§ **EXERCISE REQUIREMENTS**: Which lines of the records below contain the word "Class"? Copy each of them out.

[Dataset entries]
# # # # # # #
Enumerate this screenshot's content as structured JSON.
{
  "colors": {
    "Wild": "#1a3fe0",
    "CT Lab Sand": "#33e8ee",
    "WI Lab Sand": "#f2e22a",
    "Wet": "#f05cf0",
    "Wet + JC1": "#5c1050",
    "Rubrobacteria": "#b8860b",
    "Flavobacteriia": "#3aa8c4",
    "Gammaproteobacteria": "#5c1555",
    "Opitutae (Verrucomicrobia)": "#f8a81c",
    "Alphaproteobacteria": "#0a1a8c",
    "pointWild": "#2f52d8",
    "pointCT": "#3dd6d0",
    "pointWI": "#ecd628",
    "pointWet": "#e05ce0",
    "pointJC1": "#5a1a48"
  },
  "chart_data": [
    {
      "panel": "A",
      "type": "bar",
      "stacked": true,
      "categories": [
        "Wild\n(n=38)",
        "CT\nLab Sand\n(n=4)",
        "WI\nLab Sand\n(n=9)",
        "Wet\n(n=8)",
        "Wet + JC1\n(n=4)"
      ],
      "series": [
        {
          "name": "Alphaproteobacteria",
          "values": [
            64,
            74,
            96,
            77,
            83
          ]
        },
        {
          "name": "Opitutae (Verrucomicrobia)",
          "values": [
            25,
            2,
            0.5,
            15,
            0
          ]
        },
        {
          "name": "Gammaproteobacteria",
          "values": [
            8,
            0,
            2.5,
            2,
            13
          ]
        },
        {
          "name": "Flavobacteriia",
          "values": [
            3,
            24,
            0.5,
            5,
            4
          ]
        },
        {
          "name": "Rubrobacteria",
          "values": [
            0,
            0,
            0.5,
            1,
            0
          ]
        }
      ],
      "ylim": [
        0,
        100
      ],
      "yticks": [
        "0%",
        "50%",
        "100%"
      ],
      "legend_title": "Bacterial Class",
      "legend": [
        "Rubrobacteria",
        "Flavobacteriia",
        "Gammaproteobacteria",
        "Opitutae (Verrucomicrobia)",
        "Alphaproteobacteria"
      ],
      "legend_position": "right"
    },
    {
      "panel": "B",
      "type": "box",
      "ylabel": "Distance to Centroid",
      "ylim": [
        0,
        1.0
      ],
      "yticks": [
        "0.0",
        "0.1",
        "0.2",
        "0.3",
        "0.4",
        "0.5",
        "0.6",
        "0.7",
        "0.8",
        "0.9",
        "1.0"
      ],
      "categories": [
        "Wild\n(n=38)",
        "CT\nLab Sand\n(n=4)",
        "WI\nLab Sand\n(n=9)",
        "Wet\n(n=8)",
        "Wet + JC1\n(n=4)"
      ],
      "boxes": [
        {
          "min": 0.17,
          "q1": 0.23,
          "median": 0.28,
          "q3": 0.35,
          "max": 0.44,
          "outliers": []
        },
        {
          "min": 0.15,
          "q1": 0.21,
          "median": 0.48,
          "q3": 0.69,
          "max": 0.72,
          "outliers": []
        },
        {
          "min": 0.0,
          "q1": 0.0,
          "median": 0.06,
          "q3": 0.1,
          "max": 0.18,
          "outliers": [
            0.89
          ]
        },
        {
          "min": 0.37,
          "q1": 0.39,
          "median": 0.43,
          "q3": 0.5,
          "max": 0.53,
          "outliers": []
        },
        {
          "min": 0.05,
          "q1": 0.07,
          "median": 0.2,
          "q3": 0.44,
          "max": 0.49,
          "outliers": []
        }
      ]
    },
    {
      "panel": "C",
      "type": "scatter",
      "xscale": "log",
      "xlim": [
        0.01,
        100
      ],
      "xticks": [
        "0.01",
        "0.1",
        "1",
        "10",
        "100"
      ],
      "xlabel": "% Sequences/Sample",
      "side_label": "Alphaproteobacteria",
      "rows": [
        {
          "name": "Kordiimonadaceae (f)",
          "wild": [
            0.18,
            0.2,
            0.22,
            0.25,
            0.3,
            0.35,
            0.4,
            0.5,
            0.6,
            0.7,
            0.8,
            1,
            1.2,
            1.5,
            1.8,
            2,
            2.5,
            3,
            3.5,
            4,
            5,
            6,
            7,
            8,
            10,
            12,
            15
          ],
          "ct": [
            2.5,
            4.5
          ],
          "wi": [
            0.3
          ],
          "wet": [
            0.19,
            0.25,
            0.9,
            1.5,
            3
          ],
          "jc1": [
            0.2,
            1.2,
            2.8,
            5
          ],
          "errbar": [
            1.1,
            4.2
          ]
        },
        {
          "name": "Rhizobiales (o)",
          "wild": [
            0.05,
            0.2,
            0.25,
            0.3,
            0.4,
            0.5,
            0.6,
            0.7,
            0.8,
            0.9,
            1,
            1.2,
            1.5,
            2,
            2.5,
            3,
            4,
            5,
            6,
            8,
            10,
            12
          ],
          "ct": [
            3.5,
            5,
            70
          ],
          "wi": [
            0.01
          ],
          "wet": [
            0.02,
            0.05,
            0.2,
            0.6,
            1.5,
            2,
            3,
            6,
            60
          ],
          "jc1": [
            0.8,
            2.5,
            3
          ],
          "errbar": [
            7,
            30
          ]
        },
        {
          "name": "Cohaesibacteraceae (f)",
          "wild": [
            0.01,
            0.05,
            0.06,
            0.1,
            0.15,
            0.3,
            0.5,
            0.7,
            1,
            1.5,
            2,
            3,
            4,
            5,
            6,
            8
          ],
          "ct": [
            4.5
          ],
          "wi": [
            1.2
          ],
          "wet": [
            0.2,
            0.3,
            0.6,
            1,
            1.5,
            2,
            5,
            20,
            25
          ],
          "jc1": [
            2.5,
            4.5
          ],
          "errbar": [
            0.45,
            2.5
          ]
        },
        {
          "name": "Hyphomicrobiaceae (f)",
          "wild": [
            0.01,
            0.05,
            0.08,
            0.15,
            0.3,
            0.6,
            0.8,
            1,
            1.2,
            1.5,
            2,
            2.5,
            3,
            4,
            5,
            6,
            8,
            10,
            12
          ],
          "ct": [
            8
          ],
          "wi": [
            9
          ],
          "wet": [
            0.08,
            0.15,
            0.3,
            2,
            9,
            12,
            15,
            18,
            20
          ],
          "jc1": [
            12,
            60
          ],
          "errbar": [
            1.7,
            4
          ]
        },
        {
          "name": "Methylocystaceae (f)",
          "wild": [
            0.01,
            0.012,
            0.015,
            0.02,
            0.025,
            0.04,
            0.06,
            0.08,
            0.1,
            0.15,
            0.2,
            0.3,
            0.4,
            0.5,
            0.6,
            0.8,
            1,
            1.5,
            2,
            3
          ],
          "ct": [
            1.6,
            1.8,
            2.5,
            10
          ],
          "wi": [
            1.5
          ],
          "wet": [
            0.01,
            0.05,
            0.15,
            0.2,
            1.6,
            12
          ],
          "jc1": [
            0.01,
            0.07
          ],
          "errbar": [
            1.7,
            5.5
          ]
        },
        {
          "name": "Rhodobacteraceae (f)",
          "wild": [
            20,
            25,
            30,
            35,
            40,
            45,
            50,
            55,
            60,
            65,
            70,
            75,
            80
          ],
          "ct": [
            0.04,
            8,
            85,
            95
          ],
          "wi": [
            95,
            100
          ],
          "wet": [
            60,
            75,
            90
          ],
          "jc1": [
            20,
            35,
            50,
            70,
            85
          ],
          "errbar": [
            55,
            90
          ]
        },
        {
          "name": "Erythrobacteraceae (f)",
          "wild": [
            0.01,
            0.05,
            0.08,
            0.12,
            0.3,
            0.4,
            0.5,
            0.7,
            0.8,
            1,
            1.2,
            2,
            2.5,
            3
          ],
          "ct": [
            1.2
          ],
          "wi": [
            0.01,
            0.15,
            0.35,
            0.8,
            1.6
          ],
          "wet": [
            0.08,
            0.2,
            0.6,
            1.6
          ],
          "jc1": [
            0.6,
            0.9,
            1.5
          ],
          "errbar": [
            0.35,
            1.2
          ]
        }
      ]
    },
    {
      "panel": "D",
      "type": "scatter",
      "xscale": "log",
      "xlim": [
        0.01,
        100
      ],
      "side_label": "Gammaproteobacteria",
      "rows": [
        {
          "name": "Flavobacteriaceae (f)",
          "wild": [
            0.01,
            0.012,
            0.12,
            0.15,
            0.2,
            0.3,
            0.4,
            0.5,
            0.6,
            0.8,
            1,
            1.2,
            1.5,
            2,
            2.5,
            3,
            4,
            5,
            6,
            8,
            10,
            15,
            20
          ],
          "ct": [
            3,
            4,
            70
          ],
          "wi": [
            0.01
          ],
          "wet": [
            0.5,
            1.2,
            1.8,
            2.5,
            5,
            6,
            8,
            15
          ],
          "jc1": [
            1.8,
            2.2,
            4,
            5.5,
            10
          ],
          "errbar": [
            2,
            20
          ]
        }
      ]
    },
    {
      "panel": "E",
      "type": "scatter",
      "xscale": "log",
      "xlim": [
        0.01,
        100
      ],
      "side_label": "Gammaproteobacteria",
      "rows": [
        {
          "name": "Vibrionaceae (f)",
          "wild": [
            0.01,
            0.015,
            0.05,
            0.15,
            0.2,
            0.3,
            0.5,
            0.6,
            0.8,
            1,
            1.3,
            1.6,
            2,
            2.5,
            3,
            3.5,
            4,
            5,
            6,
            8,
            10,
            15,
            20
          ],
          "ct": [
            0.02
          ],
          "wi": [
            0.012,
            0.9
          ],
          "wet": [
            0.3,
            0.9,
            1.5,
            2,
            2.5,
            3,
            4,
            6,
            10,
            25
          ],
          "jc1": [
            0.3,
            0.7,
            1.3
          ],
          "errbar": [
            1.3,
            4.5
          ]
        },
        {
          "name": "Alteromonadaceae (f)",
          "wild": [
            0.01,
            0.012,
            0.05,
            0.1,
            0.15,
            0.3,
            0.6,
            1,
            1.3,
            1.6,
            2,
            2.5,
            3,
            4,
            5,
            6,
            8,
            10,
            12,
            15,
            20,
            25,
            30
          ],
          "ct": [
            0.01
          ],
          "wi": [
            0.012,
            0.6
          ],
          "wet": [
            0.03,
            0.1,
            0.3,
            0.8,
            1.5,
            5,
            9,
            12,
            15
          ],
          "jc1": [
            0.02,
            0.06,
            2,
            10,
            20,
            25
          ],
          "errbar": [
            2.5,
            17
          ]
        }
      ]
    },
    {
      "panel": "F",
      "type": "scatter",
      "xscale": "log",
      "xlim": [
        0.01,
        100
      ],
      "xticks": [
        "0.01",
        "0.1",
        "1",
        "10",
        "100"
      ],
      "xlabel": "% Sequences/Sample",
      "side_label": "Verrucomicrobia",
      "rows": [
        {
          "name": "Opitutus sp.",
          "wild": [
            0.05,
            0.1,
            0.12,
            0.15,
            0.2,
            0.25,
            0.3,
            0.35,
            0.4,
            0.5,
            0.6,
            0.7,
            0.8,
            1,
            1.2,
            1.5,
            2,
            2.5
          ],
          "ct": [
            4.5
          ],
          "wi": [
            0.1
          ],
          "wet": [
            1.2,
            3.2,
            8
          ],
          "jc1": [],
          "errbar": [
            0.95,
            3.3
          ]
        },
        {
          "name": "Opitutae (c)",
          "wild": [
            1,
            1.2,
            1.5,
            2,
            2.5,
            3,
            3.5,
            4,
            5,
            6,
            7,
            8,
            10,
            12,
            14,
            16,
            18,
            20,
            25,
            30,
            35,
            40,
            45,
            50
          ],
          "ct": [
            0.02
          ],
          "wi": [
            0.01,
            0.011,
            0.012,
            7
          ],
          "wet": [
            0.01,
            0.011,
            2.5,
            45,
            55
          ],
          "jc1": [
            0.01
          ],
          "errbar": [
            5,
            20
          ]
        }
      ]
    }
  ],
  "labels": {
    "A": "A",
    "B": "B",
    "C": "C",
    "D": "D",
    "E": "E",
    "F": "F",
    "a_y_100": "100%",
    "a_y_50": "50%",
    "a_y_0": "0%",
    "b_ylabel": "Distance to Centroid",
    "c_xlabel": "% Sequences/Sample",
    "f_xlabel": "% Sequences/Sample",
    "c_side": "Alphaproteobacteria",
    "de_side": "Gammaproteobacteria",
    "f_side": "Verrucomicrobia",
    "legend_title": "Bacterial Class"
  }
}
# # # # # # #
§ **TASK ANSWER**:
      "legend_title": "Bacterial Class",
    "legend_title": "Bacterial Class"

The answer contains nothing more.